## Exercise aim
In this exercise, reproduce all the entries that follow exactly.
____ Stored rows
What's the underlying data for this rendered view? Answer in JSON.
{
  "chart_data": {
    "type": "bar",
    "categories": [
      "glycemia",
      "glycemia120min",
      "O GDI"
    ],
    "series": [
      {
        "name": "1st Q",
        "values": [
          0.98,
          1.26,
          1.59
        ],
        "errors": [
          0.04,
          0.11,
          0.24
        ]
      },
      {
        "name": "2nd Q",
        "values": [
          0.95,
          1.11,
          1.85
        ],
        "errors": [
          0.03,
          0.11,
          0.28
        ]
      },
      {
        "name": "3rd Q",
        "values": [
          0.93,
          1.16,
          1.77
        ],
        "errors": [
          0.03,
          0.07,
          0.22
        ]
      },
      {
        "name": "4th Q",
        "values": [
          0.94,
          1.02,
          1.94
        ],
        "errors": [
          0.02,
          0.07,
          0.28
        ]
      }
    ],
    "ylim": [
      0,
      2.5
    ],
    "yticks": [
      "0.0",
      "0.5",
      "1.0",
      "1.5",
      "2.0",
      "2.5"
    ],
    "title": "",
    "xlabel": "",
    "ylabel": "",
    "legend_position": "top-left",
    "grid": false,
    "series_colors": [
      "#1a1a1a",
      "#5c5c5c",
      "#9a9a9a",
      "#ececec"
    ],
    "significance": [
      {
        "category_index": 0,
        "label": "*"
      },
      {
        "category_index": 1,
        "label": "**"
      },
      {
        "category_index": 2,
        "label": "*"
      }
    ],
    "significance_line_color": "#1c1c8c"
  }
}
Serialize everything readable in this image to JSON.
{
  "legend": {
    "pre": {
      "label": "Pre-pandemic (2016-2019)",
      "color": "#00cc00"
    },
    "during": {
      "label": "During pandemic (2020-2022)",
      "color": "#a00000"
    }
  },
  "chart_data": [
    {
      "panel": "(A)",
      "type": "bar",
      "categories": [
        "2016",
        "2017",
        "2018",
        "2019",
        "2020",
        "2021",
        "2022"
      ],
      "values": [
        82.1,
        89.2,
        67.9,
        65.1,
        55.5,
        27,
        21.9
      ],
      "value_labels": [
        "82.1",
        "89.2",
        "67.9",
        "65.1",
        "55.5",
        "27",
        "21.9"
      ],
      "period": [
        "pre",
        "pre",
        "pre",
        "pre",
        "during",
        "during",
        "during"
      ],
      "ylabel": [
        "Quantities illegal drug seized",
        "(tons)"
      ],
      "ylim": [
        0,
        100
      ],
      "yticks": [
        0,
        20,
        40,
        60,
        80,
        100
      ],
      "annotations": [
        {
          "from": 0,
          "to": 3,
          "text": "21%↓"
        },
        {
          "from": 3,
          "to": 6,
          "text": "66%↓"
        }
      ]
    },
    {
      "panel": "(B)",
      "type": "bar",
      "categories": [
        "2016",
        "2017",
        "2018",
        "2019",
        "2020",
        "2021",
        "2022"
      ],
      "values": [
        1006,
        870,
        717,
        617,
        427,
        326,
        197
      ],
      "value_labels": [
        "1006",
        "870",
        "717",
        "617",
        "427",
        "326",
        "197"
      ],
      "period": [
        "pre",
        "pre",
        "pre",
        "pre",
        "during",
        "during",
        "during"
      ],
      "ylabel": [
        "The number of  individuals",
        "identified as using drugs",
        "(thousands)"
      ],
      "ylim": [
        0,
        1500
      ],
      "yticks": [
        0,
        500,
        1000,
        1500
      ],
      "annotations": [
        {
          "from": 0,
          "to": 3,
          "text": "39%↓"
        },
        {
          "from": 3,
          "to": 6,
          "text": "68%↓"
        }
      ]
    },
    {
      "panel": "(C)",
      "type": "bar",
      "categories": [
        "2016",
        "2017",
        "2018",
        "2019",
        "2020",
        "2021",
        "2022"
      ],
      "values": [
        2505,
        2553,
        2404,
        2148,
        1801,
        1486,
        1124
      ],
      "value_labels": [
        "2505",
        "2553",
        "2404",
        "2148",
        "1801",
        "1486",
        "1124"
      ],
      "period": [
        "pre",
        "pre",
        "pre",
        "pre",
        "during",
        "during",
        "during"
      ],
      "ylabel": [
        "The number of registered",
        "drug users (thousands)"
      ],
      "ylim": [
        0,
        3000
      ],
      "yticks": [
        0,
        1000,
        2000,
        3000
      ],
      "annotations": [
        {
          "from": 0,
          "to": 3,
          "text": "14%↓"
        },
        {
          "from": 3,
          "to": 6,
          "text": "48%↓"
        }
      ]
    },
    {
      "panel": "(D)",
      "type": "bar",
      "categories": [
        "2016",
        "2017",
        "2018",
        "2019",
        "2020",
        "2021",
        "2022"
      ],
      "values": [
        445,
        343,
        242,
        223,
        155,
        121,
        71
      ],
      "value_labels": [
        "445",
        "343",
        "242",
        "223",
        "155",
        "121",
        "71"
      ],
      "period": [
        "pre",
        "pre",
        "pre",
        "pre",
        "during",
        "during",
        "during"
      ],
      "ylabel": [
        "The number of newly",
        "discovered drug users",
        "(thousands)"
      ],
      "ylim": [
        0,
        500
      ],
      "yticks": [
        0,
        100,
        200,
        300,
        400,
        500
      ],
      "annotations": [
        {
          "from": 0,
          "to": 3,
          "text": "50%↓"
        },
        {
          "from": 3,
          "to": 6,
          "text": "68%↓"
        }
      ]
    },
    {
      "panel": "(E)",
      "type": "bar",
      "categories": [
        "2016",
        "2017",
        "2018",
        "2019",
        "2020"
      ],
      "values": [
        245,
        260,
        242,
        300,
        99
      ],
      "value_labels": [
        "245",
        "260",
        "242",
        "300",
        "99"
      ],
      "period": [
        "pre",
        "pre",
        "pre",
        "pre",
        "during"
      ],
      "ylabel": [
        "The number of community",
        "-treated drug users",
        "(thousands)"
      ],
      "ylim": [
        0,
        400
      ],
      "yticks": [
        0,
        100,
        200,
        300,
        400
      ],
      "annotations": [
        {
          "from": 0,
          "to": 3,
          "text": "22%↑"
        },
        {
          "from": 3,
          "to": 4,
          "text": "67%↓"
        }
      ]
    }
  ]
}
________
## Written response
What's the underlying data for this rendered view? Answer in JSON.
{
  "chart_data": {
    "type": "bar",
    "categories": [
      "glycemia",
      "glycemia120min",
      "O GDI"
    ],
    "series": [
      {
        "name": "1st Q",
        "values": [
          0.98,
          1.26,
          1.59
        ],
        "errors": [
          0.04,
          0.11,
          0.24
        ]
      },
      {
        "name": "2nd Q",
        "values": [
          0.95,
          1.11,
          1.85
        ],
        "errors": [
          0.03,
          0.11,
          0.28
        ]
      },
      {
        "name": "3rd Q",
        "values": [
          0.93,
          1.16,
          1.77
        ],
        "errors": [
          0.03,
          0.07,
          0.22
        ]
      },
      {
        "name": "4th Q",
        "values": [
          0.94,
          1.02,
          1.94
        ],
        "errors": [
          0.02,
          0.07,
          0.28
        ]
      }
    ],
    "ylim": [
      0,
      2.5
    ],
    "yticks": [
      "0.0",
      "0.5",
      "1.0",
      "1.5",
      "2.0",
      "2.5"
    ],
    "title": "",
    "xlabel": "",
    "ylabel": "",
    "legend_position": "top-left",
    "grid": false,
    "series_colors": [
      "#1a1a1a",
      "#5c5c5c",
      "#9a9a9a",
      "#ececec"
    ],
    "significance": [
      {
        "category_index": 0,
        "label": "*"
      },
      {
        "category_index": 1,
        "label": "**"
      },
      {
        "category_index": 2,
        "label": "*"
      }
    ],
    "significance_line_color": "#1c1c8c"
  }
}
Serialize everything readable in this image to JSON.
{
  "legend": {
    "pre": {
      "label": "Pre-pandemic (2016-2019)",
      "color": "#00cc00"
    },
    "during": {
      "label": "During pandemic (2020-2022)",
      "color": "#a00000"
    }
  },
  "chart_data": [
    {
      "panel": "(A)",
      "type": "bar",
      "categories": [
        "2016",
        "2017",
        "2018",
        "2019",
        "2020",
        "2021",
        "2022"
      ],
      "values": [
        82.1,
        89.2,
        67.9,
        65.1,
        55.5,
        27,
        21.9
      ],
      "value_labels": [
        "82.1",
        "89.2",
        "67.9",
        "65.1",
        "55.5",
        "27",
        "21.9"
      ],
      "period": [
        "pre",
        "pre",
        "pre",
        "pre",
        "during",
        "during",
        "during"
      ],
      "ylabel": [
        "Quantities illegal drug seized",
        "(tons)"
      ],
      "ylim": [
        0,
        100
      ],
      "yticks": [
        0,
        20,
        40,
        60,
        80,
        100
      ],
      "annotations": [
        {
          "from": 0,
          "to": 3,
          "text": "21%↓"
        },
        {
          "from": 3,
          "to": 6,
          "text": "66%↓"
        }
      ]
    },
    {
      "panel": "(B)",
      "type": "bar",
      "categories": [
        "2016",
        "2017",
        "2018",
        "2019",
        "2020",
        "2021",
        "2022"
      ],
      "values": [
        1006,
        870,
        717,
        617,
        427,
        326,
        197
      ],
      "value_labels": [
        "1006",
        "870",
        "717",
        "617",
        "427",
        "326",
        "197"
      ],
      "period": [
        "pre",
        "pre",
        "pre",
        "pre",
        "during",
        "during",
        "during"
      ],
      "ylabel": [
        "The number of  individuals",
        "identified as using drugs",
        "(thousands)"
      ],
      "ylim": [
        0,
        1500
      ],
      "yticks": [
        0,
        500,
        1000,
        1500
      ],
      "annotations": [
        {
          "from": 0,
          "to": 3,
          "text": "39%↓"
        },
        {
          "from": 3,
          "to": 6,
          "text": "68%↓"
        }
      ]
    },
    {
      "panel": "(C)",
      "type": "bar",
      "categories": [
        "2016",
        "2017",
        "2018",
        "2019",
        "2020",
        "2021",
        "2022"
      ],
      "values": [
        2505,
        2553,
        2404,
        2148,
        1801,
        1486,
        1124
      ],
      "value_labels": [
        "2505",
        "2553",
        "2404",
        "2148",
        "1801",
        "1486",
        "1124"
      ],
      "period": [
        "pre",
        "pre",
        "pre",
        "pre",
        "during",
        "during",
        "during"
      ],
      "ylabel": [
        "The number of registered",
        "drug users (thousands)"
      ],
      "ylim": [
        0,
        3000
      ],
      "yticks": [
        0,
        1000,
        2000,
        3000
      ],
      "annotations": [
        {
          "from": 0,
          "to": 3,
          "text": "14%↓"
        },
        {
          "from": 3,
          "to": 6,
          "text": "48%↓"
        }
      ]
    },
    {
      "panel": "(D)",
      "type": "bar",
      "categories": [
        "2016",
        "2017",
        "2018",
        "2019",
        "2020",
        "2021",
        "2022"
      ],
      "values": [
        445,
        343,
        242,
        223,
        155,
        121,
        71
      ],
      "value_labels": [
        "445",
        "343",
        "242",
        "223",
        "155",
        "121",
        "71"
      ],
      "period": [
        "pre",
        "pre",
        "pre",
        "pre",
        "during",
        "during",
        "during"
      ],
      "ylabel": [
        "The number of newly",
        "discovered drug users",
        "(thousands)"
      ],
      "ylim": [
        0,
        500
      ],
      "yticks": [
        0,
        100,
        200,
        300,
        400,
        500
      ],
      "annotations": [
        {
          "from": 0,
          "to": 3,
          "text": "50%↓"
        },
        {
          "from": 3,
          "to": 6,
          "text": "68%↓"
        }
      ]
    },
    {
      "panel": "(E)",
      "type": "bar",
      "categories": [
        "2016",
        "2017",
        "2018",
        "2019",
        "2020"
      ],
      "values": [
        245,
        260,
        242,
        300,
        99
      ],
      "value_labels": [
        "245",
        "260",
        "242",
        "300",
        "99"
      ],
      "period": [
        "pre",
        "pre",
        "pre",
        "pre",
        "during"
      ],
      "ylabel": [
        "The number of community",
        "-treated drug users",
        "(thousands)"
      ],
      "ylim": [
        0,
        400
      ],
      "yticks": [
        0,
        100,
        200,
        300,
        400
      ],
      "annotations": [
        {
          "from": 0,
          "to": 3,
          "text": "22%↑"
        },
        {
          "from": 3,
          "to": 4,
          "text": "67%↓"
        }
      ]
    }
  ]
}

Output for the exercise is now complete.